Match the word "this". Return each line of the data below where it appears.

** Opening Provided records block **

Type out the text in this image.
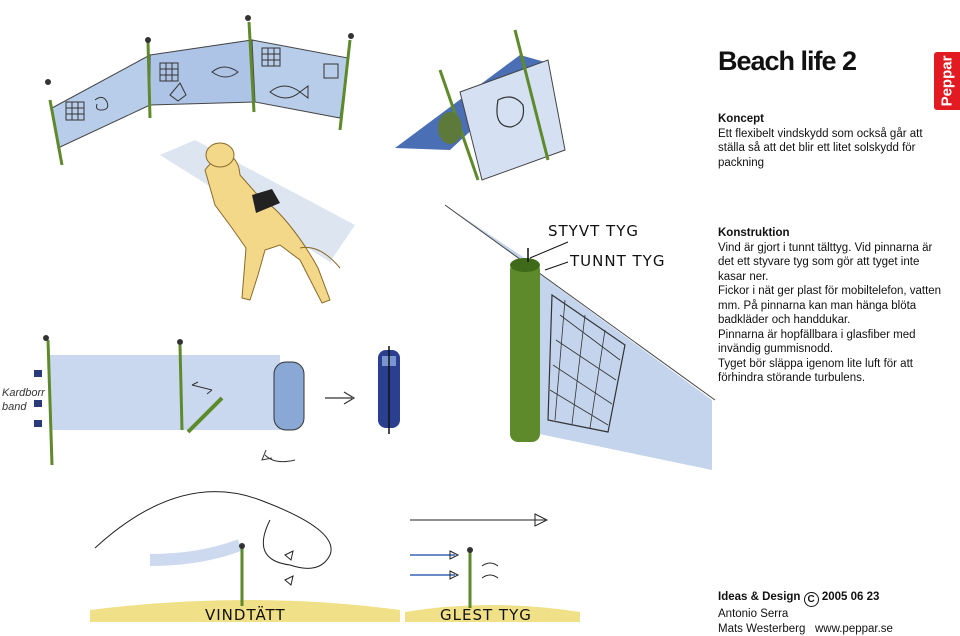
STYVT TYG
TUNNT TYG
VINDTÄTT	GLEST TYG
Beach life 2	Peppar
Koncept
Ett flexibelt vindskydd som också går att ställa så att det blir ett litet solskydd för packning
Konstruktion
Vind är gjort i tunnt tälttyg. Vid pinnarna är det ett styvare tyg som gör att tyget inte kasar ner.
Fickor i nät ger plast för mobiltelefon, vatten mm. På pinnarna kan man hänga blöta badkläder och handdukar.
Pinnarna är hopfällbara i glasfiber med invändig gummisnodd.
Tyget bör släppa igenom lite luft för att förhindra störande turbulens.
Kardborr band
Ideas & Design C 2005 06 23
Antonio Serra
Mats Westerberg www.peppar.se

** Closing Provided records block **
** Opening Provided records block **

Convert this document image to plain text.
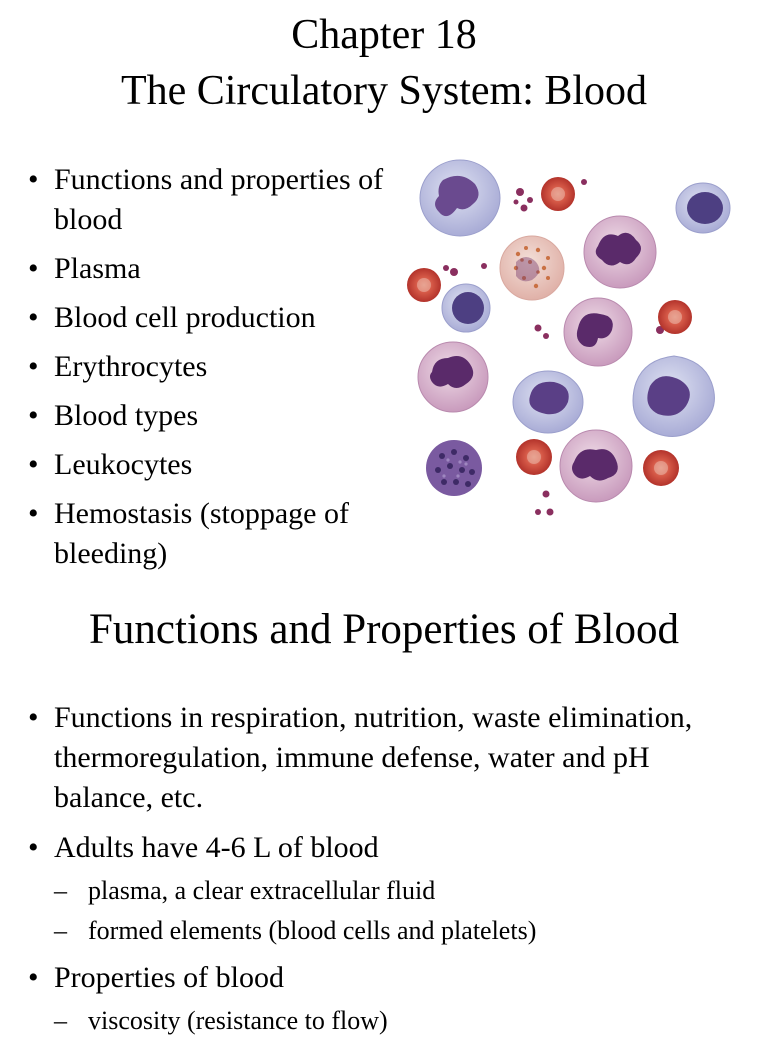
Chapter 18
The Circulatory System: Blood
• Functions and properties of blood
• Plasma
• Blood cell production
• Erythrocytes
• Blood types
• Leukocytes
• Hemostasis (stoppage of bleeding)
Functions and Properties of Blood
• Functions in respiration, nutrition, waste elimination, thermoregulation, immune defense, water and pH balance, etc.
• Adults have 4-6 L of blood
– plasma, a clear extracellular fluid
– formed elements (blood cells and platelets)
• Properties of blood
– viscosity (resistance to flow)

** Closing Provided records block **

*Solution:*
Type out the text in this image.
Convert this document image to plain text.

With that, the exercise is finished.